Show all lines of the listing that hold the word "major".

[Begin TASK MATERIAL]

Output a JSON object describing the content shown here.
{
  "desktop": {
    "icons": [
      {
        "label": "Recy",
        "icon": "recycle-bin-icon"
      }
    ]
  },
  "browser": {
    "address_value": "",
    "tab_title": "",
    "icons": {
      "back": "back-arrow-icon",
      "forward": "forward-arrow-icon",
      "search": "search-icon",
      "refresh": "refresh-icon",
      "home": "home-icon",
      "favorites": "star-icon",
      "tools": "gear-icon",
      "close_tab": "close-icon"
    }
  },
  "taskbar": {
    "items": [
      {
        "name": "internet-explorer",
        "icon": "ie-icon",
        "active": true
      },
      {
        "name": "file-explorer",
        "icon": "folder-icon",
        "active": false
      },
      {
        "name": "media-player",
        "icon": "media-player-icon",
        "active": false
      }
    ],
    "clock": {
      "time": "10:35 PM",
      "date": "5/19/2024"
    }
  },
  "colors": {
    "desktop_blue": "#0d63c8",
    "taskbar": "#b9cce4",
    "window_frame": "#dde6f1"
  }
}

[End TASK MATERIAL]
[Begin TASK MATERIAL]

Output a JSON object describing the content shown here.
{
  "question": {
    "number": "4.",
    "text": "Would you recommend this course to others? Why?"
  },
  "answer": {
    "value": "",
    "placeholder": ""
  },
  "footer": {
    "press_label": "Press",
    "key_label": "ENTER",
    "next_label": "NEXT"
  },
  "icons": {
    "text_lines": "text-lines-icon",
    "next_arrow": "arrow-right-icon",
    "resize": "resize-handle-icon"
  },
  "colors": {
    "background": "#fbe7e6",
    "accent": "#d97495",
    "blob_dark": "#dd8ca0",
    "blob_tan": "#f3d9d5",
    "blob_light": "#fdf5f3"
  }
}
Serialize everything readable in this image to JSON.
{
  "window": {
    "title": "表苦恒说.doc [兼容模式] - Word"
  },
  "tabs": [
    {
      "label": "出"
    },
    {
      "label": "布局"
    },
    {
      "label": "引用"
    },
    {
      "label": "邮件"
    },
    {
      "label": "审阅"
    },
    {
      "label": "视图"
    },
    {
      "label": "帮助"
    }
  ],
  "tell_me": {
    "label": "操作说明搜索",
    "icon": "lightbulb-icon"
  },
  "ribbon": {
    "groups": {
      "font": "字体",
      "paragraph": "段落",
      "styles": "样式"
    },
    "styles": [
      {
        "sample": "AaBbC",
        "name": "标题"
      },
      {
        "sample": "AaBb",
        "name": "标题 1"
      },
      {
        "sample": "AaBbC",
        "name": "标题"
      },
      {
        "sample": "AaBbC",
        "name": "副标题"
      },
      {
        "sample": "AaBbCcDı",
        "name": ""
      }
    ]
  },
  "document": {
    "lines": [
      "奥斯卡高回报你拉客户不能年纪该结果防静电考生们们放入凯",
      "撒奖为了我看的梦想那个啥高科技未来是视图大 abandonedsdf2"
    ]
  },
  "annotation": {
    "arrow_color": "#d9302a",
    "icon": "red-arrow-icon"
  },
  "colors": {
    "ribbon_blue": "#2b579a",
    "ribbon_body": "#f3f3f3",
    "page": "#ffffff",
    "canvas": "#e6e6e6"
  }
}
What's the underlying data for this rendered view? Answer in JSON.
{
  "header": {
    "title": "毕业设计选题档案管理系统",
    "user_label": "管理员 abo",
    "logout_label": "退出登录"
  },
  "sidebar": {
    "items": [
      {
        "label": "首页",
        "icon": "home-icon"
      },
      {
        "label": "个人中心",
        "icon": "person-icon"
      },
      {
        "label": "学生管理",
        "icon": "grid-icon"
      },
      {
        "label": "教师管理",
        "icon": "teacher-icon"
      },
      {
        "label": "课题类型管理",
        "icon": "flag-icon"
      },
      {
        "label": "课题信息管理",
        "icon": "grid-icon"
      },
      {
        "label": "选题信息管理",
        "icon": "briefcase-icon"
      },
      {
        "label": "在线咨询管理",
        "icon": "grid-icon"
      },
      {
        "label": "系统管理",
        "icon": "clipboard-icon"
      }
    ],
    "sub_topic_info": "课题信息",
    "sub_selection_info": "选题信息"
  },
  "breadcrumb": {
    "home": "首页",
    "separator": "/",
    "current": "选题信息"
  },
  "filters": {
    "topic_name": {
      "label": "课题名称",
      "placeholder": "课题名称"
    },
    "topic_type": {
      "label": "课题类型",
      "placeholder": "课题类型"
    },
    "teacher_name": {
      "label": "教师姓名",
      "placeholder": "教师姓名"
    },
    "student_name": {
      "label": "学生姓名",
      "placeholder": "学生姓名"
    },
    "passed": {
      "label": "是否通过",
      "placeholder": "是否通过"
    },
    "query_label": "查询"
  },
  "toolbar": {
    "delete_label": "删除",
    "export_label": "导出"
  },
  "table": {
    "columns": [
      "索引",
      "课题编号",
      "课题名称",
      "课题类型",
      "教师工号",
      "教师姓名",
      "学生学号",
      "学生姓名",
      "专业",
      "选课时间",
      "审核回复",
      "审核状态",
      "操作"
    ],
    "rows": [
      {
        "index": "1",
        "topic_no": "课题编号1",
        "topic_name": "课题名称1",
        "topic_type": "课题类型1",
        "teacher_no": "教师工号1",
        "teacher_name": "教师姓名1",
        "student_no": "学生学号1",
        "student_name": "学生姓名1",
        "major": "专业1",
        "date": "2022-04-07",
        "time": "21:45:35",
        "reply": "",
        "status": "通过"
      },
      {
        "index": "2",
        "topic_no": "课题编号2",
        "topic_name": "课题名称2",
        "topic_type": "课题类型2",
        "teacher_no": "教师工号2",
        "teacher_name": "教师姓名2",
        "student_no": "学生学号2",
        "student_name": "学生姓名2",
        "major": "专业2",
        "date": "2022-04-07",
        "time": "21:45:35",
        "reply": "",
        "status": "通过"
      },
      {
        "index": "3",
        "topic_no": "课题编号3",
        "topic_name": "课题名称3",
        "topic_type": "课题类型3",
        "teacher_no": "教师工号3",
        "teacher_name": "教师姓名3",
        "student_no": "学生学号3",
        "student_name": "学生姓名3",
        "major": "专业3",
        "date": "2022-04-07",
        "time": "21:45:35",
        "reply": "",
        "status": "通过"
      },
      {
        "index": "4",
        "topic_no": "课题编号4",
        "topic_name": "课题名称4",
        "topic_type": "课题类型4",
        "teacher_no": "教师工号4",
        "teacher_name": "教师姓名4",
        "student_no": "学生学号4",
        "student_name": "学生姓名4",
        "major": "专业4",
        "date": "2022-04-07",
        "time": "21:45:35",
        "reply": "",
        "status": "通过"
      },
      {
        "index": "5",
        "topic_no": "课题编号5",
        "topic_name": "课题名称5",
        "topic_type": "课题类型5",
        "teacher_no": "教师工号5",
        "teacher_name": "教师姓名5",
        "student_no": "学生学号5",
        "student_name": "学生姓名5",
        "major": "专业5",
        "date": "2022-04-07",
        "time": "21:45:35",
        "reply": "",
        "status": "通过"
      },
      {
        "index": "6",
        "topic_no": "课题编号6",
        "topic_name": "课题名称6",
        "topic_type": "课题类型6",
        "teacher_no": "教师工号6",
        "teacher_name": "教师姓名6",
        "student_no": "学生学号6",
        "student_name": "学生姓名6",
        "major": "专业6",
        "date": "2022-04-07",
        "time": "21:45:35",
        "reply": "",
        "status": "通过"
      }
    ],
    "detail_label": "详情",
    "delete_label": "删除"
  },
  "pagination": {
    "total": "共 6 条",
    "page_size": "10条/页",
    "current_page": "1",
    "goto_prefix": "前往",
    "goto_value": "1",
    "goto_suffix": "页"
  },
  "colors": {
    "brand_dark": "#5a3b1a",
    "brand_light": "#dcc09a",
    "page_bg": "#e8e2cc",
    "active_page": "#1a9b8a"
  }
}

[End TASK MATERIAL]

* _ANSWER TO THIS EXERCISE_
        "major": "专业1",
        "major": "专业2",
        "major": "专业3",
        "major": "专业4",
        "major": "专业5",
        "major": "专业6",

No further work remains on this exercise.